# Written exercise
In the material below, find all lines with the string "Biblioteka" and copy them.

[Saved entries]
* * * * *

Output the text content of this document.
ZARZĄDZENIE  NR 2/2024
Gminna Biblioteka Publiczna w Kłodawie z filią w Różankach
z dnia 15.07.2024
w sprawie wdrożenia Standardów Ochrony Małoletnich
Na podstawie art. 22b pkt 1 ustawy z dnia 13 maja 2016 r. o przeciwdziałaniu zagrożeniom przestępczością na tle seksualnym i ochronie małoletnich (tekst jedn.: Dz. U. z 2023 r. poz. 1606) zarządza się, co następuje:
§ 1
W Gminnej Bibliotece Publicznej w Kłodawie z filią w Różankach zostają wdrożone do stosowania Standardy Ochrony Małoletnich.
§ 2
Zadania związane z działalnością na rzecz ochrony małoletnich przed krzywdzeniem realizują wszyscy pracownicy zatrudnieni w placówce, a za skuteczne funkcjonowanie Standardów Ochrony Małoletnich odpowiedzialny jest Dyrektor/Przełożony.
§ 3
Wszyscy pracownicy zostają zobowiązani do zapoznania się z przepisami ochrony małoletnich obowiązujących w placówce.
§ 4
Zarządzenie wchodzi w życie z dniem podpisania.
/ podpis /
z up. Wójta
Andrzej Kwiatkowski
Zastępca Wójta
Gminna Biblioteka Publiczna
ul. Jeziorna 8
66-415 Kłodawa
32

* * * * *

# Solved exercise
Gminna Biblioteka Publiczna w Kłodawie z filią w Różankach
Gminna Biblioteka Publiczna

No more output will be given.